━━━━━ Records for this exercise

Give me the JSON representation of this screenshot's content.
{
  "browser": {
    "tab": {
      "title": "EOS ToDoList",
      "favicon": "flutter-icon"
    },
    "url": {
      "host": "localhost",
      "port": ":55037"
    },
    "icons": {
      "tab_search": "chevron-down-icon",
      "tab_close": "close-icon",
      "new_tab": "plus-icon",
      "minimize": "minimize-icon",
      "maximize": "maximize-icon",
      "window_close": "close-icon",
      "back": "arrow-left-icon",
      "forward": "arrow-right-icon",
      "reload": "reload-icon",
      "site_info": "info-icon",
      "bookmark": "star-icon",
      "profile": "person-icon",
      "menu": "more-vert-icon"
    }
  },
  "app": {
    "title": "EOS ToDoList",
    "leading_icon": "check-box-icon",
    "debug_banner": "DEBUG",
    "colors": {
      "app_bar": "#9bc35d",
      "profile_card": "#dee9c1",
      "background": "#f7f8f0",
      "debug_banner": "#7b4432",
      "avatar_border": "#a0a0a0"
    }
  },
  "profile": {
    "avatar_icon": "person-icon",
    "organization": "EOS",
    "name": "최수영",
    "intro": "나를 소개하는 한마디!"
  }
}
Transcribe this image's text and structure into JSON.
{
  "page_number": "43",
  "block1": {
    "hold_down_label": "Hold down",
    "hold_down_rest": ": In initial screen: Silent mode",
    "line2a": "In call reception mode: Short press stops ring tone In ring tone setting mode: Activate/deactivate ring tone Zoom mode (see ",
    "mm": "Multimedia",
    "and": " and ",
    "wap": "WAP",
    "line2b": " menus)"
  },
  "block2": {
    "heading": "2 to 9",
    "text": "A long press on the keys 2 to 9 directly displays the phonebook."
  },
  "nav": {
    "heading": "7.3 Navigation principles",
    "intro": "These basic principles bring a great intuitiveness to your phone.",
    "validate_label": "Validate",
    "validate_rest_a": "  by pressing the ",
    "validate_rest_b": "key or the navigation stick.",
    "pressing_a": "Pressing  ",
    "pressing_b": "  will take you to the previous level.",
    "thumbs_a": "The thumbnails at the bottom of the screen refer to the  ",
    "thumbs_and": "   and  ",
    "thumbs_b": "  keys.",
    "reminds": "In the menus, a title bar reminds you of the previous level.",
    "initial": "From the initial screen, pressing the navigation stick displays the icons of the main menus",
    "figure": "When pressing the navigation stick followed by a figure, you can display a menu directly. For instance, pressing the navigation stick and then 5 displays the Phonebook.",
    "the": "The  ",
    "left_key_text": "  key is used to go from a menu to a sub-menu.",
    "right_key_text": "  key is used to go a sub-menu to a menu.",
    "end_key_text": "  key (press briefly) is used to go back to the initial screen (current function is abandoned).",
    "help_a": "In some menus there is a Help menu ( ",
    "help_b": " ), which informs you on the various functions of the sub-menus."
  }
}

━━━━━━━━━━

Exercise description:
Transcribe every entry exactly.

Output:
Give me the JSON representation of this screenshot's content.
{
  "browser": {
    "tab": {
      "title": "EOS ToDoList",
      "favicon": "flutter-icon"
    },
    "url": {
      "host": "localhost",
      "port": ":55037"
    },
    "icons": {
      "tab_search": "chevron-down-icon",
      "tab_close": "close-icon",
      "new_tab": "plus-icon",
      "minimize": "minimize-icon",
      "maximize": "maximize-icon",
      "window_close": "close-icon",
      "back": "arrow-left-icon",
      "forward": "arrow-right-icon",
      "reload": "reload-icon",
      "site_info": "info-icon",
      "bookmark": "star-icon",
      "profile": "person-icon",
      "menu": "more-vert-icon"
    }
  },
  "app": {
    "title": "EOS ToDoList",
    "leading_icon": "check-box-icon",
    "debug_banner": "DEBUG",
    "colors": {
      "app_bar": "#9bc35d",
      "profile_card": "#dee9c1",
      "background": "#f7f8f0",
      "debug_banner": "#7b4432",
      "avatar_border": "#a0a0a0"
    }
  },
  "profile": {
    "avatar_icon": "person-icon",
    "organization": "EOS",
    "name": "최수영",
    "intro": "나를 소개하는 한마디!"
  }
}
Transcribe this image's text and structure into JSON.
{
  "page_number": "43",
  "block1": {
    "hold_down_label": "Hold down",
    "hold_down_rest": ": In initial screen: Silent mode",
    "line2a": "In call reception mode: Short press stops ring tone In ring tone setting mode: Activate/deactivate ring tone Zoom mode (see ",
    "mm": "Multimedia",
    "and": " and ",
    "wap": "WAP",
    "line2b": " menus)"
  },
  "block2": {
    "heading": "2 to 9",
    "text": "A long press on the keys 2 to 9 directly displays the phonebook."
  },
  "nav": {
    "heading": "7.3 Navigation principles",
    "intro": "These basic principles bring a great intuitiveness to your phone.",
    "validate_label": "Validate",
    "validate_rest_a": "  by pressing the ",
    "validate_rest_b": "key or the navigation stick.",
    "pressing_a": "Pressing  ",
    "pressing_b": "  will take you to the previous level.",
    "thumbs_a": "The thumbnails at the bottom of the screen refer to the  ",
    "thumbs_and": "   and  ",
    "thumbs_b": "  keys.",
    "reminds": "In the menus, a title bar reminds you of the previous level.",
    "initial": "From the initial screen, pressing the navigation stick displays the icons of the main menus",
    "figure": "When pressing the navigation stick followed by a figure, you can display a menu directly. For instance, pressing the navigation stick and then 5 displays the Phonebook.",
    "the": "The  ",
    "left_key_text": "  key is used to go from a menu to a sub-menu.",
    "right_key_text": "  key is used to go a sub-menu to a menu.",
    "end_key_text": "  key (press briefly) is used to go back to the initial screen (current function is abandoned).",
    "help_a": "In some menus there is a Help menu ( ",
    "help_b": " ), which informs you on the various functions of the sub-menus."
  }
}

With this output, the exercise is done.